(Stored items from a collection)
· · · · · · ·

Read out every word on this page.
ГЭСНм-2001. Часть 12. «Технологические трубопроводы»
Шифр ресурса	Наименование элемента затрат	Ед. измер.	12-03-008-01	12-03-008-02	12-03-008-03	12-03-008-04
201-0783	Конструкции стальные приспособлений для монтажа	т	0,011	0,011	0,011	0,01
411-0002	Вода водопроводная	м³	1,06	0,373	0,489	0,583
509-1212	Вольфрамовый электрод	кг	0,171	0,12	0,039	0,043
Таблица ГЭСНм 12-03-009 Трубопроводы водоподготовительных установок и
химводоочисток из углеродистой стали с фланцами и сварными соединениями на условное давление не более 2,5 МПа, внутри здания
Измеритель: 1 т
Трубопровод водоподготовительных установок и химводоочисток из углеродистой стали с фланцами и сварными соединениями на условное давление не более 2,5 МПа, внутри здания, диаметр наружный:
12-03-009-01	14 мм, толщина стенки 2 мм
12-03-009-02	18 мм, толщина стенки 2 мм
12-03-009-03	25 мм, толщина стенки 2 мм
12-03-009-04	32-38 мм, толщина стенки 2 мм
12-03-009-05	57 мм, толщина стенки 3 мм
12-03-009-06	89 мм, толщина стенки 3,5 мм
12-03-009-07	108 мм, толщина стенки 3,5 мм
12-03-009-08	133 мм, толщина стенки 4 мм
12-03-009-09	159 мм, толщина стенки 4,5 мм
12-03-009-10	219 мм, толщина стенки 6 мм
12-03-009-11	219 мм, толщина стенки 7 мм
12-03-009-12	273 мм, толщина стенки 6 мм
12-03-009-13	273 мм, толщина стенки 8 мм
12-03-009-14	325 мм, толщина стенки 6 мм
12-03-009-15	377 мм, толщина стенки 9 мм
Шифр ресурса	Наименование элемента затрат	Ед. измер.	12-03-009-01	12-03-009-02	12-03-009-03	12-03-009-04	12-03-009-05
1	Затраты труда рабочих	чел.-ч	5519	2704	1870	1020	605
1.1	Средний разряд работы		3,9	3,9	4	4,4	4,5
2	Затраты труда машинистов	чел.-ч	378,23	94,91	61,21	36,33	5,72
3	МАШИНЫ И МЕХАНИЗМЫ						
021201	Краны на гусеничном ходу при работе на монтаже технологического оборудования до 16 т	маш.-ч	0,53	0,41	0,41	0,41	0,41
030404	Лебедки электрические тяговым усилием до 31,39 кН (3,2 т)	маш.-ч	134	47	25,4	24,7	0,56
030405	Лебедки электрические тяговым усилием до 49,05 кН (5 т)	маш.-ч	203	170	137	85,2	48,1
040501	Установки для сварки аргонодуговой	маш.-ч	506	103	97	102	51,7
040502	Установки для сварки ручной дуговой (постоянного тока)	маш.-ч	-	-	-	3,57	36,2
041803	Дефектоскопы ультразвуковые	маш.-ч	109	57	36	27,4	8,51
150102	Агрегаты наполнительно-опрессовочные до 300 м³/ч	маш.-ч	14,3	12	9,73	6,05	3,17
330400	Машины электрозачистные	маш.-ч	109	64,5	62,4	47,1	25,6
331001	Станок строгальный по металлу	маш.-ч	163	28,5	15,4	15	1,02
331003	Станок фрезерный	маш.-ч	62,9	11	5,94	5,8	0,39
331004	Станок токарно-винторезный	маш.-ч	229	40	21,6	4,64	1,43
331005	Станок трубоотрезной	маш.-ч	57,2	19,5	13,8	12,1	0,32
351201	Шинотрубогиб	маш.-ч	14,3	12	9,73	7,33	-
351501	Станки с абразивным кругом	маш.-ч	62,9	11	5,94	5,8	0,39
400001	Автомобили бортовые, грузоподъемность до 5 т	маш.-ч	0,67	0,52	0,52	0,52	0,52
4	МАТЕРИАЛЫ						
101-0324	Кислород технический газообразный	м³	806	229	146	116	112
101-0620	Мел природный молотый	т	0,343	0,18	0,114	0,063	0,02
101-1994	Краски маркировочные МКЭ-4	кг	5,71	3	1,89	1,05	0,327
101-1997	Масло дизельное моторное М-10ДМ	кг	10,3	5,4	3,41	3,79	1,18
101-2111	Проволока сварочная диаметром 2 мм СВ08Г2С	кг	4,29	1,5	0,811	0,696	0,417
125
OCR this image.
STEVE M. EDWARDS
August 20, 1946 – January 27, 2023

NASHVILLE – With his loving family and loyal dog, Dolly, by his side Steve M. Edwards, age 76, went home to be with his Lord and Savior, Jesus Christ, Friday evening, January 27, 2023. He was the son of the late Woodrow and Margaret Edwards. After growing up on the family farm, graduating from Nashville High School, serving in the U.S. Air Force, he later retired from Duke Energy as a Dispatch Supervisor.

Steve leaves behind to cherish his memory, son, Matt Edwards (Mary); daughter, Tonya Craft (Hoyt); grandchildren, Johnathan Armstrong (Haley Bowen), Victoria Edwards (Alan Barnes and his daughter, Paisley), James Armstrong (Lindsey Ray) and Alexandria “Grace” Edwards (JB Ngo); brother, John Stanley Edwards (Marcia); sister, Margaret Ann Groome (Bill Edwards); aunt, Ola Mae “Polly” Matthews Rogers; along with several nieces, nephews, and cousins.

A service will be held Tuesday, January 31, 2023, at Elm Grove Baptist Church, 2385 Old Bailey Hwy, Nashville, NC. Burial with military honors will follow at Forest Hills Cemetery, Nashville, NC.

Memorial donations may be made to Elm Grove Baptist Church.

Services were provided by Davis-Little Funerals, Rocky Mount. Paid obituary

· · · · · · ·

Direction :: Check the records above line by line and tally those holding the string "фланцами". Answer with the number only.

Task solution :: 2